-- Start of Dataset excerpts --

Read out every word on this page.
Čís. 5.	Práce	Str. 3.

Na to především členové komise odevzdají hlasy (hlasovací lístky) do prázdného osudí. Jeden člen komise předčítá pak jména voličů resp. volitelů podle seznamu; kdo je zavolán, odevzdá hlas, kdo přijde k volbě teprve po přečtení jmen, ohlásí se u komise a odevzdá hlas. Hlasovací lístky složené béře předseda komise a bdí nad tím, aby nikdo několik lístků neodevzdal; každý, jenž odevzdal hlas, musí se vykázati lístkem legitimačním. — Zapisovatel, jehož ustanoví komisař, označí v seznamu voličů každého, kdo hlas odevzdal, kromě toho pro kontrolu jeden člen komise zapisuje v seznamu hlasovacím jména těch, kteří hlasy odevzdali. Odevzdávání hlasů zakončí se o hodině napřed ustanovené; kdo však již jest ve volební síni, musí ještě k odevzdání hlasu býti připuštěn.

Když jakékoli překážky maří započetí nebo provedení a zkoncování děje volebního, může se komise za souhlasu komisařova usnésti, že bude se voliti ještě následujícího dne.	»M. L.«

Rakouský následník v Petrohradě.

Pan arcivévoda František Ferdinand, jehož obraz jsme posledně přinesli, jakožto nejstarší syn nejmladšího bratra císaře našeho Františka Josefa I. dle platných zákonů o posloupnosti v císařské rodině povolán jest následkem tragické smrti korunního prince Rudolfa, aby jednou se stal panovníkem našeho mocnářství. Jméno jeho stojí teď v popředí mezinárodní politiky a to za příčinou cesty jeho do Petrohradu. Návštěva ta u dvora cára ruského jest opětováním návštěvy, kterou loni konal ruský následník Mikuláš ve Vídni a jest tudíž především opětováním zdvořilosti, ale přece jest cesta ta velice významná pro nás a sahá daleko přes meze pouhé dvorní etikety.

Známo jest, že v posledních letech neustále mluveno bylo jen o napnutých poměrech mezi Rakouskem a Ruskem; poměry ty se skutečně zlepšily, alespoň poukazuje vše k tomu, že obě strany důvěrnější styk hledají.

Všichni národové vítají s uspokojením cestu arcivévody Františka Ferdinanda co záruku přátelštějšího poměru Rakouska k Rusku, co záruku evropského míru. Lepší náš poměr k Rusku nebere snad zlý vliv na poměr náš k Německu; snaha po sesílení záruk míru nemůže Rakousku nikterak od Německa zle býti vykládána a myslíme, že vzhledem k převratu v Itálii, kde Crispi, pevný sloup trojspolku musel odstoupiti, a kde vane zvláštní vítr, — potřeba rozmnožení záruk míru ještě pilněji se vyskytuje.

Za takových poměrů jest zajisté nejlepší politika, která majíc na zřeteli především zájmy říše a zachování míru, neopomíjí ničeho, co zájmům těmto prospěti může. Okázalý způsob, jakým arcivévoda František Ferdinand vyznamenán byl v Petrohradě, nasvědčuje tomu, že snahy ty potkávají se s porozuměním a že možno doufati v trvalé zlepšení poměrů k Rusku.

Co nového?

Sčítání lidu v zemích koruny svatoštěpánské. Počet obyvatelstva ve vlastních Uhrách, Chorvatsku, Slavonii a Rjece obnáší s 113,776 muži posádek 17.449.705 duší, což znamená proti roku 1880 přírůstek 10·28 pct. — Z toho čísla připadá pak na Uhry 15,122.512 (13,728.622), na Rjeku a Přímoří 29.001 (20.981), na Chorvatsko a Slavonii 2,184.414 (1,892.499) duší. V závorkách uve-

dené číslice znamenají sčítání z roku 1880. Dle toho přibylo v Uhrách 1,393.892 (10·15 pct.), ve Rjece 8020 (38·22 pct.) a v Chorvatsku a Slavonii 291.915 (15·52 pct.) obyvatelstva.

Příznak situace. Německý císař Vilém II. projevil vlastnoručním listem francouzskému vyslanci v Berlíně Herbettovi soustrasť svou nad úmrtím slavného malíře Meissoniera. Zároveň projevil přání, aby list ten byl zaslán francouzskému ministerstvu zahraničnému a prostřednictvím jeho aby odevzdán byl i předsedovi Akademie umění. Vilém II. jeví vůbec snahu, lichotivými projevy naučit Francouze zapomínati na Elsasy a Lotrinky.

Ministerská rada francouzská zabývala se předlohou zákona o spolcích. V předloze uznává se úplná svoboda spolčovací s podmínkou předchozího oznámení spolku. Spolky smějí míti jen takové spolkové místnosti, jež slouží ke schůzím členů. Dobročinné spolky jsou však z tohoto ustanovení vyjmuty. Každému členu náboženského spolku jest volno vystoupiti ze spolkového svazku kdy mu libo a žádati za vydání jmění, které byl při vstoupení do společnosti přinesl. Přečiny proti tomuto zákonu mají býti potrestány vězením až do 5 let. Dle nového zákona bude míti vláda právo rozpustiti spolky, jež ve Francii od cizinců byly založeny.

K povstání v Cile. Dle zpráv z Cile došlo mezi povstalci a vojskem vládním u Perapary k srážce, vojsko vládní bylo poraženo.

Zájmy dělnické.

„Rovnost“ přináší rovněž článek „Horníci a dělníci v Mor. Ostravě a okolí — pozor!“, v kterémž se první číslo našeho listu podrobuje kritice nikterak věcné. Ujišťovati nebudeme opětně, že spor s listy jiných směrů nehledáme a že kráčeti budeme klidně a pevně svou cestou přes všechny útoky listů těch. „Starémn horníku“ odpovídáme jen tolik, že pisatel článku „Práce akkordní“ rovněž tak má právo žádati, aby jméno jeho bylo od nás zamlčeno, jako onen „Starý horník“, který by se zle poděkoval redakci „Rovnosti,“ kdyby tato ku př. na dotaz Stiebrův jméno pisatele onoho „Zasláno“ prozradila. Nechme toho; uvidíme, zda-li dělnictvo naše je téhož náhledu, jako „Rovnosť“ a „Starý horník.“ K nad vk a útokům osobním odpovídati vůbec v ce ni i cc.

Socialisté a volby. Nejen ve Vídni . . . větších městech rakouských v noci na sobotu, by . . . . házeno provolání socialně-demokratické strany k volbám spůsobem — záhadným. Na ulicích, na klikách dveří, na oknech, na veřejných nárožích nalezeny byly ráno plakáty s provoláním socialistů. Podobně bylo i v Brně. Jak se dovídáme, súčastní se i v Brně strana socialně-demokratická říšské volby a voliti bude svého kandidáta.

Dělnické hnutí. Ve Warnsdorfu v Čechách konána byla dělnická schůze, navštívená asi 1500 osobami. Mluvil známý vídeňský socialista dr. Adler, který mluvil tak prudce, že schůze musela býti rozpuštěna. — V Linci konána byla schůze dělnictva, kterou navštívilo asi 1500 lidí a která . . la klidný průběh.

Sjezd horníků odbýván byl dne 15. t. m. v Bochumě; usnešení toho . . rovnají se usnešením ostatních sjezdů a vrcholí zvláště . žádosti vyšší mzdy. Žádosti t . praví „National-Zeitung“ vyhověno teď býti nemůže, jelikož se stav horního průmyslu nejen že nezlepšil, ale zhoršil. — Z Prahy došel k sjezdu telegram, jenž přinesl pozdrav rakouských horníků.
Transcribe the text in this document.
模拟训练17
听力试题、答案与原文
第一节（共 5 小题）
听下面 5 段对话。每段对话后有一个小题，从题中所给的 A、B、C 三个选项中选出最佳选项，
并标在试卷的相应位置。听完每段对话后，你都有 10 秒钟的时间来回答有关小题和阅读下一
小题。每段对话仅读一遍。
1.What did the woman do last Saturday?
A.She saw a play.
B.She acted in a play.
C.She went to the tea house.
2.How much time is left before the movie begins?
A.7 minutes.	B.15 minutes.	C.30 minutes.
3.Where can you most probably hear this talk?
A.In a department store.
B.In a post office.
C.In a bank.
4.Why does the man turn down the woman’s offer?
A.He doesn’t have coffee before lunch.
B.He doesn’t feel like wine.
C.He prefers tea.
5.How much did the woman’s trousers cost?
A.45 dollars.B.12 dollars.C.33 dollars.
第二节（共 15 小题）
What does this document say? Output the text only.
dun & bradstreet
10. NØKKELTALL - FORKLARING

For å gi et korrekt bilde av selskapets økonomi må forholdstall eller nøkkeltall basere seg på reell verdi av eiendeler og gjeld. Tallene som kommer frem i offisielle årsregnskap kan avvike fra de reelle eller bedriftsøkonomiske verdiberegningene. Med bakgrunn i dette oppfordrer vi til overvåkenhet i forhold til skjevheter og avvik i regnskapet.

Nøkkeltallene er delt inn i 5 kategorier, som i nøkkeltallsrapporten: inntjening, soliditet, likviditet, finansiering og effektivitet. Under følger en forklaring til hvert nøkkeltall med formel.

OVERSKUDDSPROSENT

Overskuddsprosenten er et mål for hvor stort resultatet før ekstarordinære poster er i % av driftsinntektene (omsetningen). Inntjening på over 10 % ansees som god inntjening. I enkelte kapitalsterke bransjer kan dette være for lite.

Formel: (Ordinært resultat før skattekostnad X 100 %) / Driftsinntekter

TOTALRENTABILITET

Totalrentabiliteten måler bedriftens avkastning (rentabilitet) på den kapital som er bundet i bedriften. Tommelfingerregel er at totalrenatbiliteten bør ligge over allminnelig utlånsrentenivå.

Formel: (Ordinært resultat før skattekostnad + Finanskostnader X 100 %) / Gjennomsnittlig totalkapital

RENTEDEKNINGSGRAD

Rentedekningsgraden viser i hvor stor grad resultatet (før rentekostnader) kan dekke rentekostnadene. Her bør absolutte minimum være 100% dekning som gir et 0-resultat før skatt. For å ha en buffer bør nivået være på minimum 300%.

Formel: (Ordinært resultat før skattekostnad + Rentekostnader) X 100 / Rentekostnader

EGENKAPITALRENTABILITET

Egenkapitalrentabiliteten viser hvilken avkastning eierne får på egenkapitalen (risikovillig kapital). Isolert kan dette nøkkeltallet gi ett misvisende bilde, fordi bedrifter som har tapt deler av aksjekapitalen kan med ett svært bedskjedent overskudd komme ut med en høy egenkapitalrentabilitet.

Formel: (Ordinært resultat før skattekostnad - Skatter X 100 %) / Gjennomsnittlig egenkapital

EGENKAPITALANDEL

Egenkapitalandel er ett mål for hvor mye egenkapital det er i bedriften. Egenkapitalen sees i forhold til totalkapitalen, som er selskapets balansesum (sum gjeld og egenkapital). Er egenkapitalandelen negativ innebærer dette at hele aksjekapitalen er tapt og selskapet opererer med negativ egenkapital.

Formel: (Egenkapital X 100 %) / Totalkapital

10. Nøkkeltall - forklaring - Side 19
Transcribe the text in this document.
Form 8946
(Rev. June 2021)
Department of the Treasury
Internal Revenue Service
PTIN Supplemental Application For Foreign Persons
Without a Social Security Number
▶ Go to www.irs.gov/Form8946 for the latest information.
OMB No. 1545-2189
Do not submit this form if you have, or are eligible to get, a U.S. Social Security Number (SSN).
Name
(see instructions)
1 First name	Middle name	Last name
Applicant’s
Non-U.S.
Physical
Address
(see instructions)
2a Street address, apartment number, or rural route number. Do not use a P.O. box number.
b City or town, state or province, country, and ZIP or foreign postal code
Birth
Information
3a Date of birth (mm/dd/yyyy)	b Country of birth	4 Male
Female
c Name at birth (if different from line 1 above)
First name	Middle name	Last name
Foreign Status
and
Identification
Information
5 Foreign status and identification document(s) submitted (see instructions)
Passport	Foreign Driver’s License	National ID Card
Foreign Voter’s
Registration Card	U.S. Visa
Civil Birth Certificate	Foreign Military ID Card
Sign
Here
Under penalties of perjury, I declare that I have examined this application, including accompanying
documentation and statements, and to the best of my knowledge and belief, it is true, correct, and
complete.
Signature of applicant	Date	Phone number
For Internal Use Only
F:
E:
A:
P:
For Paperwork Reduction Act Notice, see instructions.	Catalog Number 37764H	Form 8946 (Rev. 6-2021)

-- End of Dataset excerpts --

Show every line from the entries above in which the word "Security" appears.

→ **Answer for this exercise**:
Without a Social Security Number
Do not submit this form if you have, or are eligible to get, a U.S. Social Security Number (SSN).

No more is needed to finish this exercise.